# TEXT EXTRACT
## begin

After a few months of training, the holistic benefits were outstanding. This was a very positive outcome in itself as it wasn't something Tim had planned for or given a conscious thought process to. It was the prompting and motivation of a loving sister combined with the random chance of seeing the open water swimmers they were talking to that set him on the path to swimming. More by luck than judgment, swimming had become a healer for him in the following ways: the regular exercise was increasing his endorphin levels which was reducing his stress levels which in turn was starting to help him get better quality sleep; sleeping was increasing his energy levels which reduced the McDonald's breakfast consumption along with sugary snacks throughout the day which in turn also reduced his stress levels, as high sugar levels can increase stress levels, as well his reducing his portly belly; Tim was reading about swimming in the evenings instead of bingeing box sets which helped him to sleep due to the lack of blue light and emotional entertainment; after a few months of regular exercise via swimming drills, better sleep, less sugar and salt and less stress Tim was starting to swim a little bit like a whale instead of just looking like one, which in turn improved his confidence and how he felt about himself.

" Tim's first-ever attempt at open water swimming was on April 9th 2015, at 7:30 in the morning. Along with seven other beginners, he had booked onto a training course for beginners. The water was eleven degrees which seemed cold to him even in a wet-suit. It was the 1st time he had tried swimming in a wet-suit. "

Wet-suits were compulsory in the swimming event he had signed up for because they are a safety feature due to the built-in buoyancy within the front thigh and chest sections. These buoyancy sections are designed to be sufficient enough to enable a swimmer to roll over, face up, and float. In this position, a swimmer can completely rest. A common nickname given to this position is 'the otter.' This is due to the similarity between an otter laying in water on its back with ease. As a beginner, Tim found it easier to swim in a wet-suit than not. This is because of the buoyancy in the thighs. This buoyancy lifted his lower body into the correct position for swimming. Without the wet-suit, he hadn't yet developed the core strength or swimming technique needed to maintain a good swimming posture for a sustained period. Within the weekly swimming routine that Tim was now used to, he swapped his weekend swim in the pool to a weekend swim in the lake. This gave him twelve open water swims before his event in Windermere.

## end

# AVAILABLE DATA
## begin

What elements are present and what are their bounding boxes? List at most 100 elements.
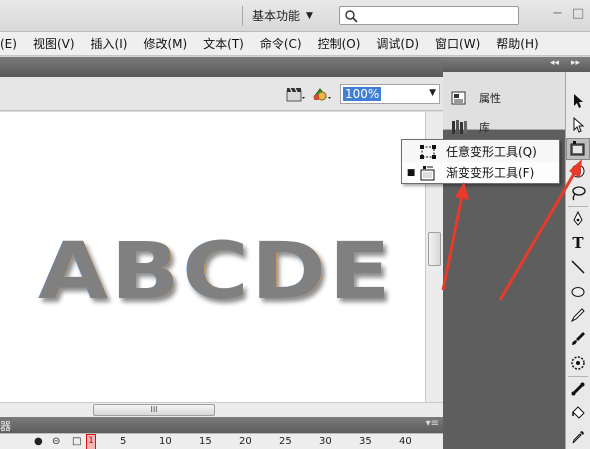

## end

# EXERCISE DESCRIPTION
In the passage on Tim's open water swimming, what nickname is given to the face-up floating position a wet-suit's buoyancy allows?

# REPLY TO THE TASK
The otter.